Could you repeat exactly the lines below, from the line containing "Give me the" through the last one, both included, while leaving out any pictures?

┄┄┄┄┄┄┄┄┄┄┄┄┄┄┄┄┄┄┄┄

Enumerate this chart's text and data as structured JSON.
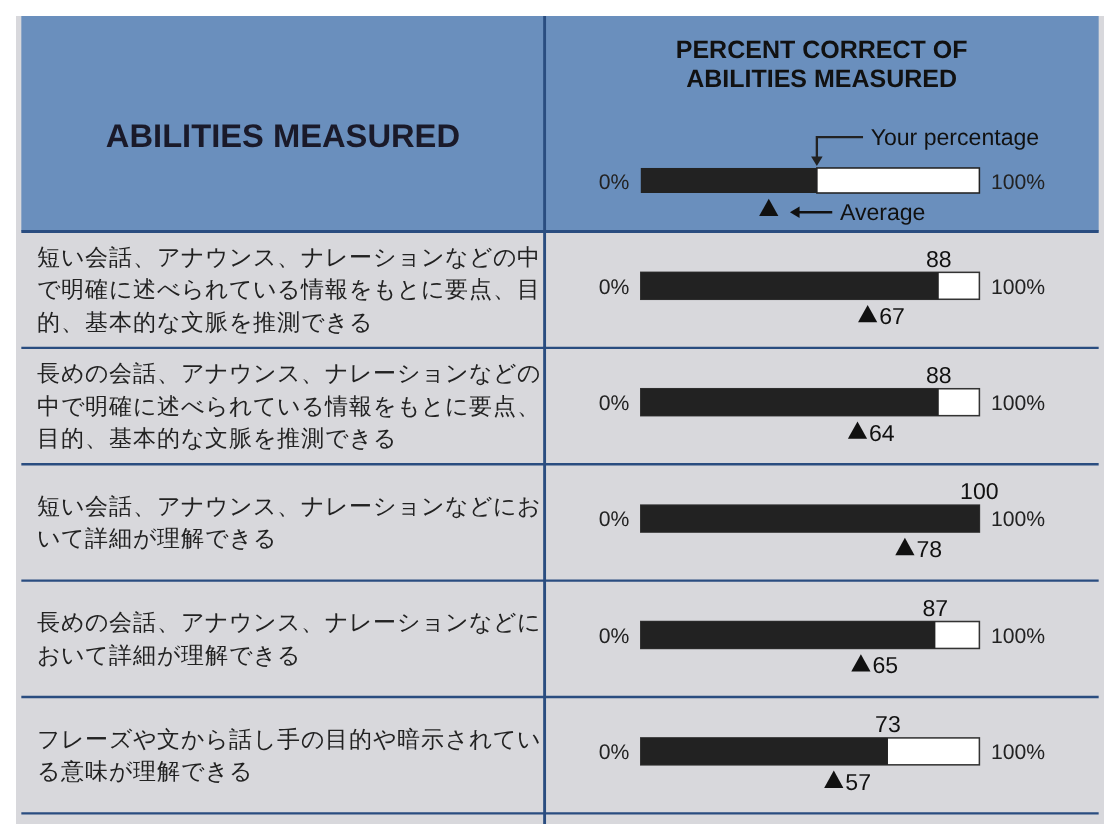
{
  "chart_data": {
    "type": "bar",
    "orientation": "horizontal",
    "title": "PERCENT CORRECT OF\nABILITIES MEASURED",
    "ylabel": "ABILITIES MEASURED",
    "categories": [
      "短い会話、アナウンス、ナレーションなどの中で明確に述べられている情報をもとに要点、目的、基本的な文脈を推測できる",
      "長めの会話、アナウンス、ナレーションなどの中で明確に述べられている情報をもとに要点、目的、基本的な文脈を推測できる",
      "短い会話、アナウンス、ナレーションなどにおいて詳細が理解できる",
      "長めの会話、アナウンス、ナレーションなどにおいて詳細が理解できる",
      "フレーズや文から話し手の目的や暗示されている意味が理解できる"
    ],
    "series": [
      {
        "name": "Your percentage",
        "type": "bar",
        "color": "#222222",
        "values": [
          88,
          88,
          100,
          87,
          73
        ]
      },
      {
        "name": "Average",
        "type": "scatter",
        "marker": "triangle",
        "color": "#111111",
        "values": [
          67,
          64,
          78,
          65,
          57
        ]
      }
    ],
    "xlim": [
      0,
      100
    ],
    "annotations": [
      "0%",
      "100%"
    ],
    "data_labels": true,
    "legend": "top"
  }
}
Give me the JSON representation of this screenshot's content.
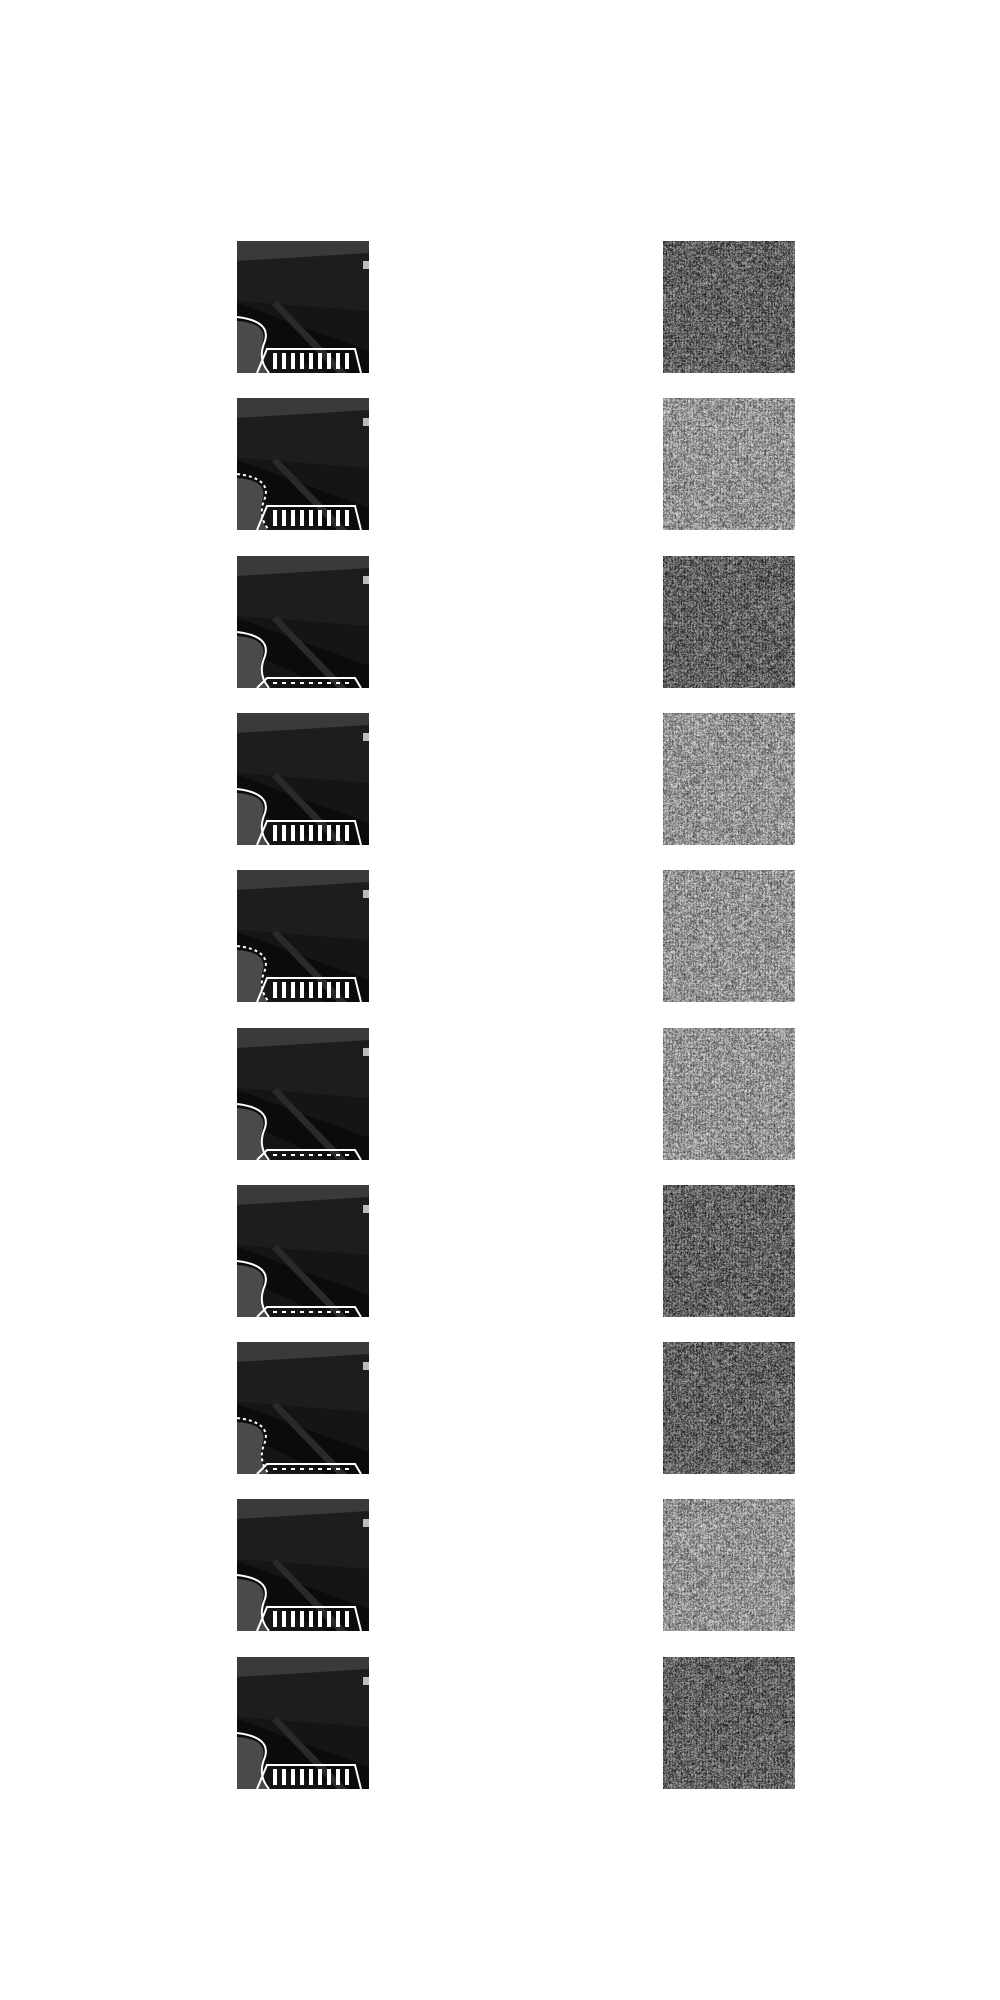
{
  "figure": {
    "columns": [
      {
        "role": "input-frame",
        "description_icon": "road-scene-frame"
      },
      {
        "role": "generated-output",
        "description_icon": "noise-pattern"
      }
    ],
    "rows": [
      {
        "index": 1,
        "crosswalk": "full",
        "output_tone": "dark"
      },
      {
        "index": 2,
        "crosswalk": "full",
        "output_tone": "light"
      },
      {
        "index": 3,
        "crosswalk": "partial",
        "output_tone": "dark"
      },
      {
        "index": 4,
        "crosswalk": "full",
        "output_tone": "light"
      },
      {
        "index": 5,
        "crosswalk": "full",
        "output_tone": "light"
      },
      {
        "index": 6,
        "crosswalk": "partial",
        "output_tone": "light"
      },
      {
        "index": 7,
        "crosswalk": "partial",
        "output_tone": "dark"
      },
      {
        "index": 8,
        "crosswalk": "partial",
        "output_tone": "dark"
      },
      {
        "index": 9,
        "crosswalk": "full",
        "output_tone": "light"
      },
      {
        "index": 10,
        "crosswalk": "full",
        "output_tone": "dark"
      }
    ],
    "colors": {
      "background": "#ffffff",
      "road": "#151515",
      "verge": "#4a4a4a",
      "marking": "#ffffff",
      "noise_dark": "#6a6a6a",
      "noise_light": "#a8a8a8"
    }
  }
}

┄┄┄┄┄┄┄┄┄┄┄┄┄┄┄┄┄┄┄┄

EXERCISE RESULT:
Give me the JSON representation of this screenshot's content.
{
  "figure": {
    "columns": [
      {
        "role": "input-frame",
        "description_icon": "road-scene-frame"
      },
      {
        "role": "generated-output",
        "description_icon": "noise-pattern"
      }
    ],
    "rows": [
      {
        "index": 1,
        "crosswalk": "full",
        "output_tone": "dark"
      },
      {
        "index": 2,
        "crosswalk": "full",
        "output_tone": "light"
      },
      {
        "index": 3,
        "crosswalk": "partial",
        "output_tone": "dark"
      },
      {
        "index": 4,
        "crosswalk": "full",
        "output_tone": "light"
      },
      {
        "index": 5,
        "crosswalk": "full",
        "output_tone": "light"
      },
      {
        "index": 6,
        "crosswalk": "partial",
        "output_tone": "light"
      },
      {
        "index": 7,
        "crosswalk": "partial",
        "output_tone": "dark"
      },
      {
        "index": 8,
        "crosswalk": "partial",
        "output_tone": "dark"
      },
      {
        "index": 9,
        "crosswalk": "full",
        "output_tone": "light"
      },
      {
        "index": 10,
        "crosswalk": "full",
        "output_tone": "dark"
      }
    ],
    "colors": {
      "background": "#ffffff",
      "road": "#151515",
      "verge": "#4a4a4a",
      "marking": "#ffffff",
      "noise_dark": "#6a6a6a",
      "noise_light": "#a8a8a8"
    }
  }
}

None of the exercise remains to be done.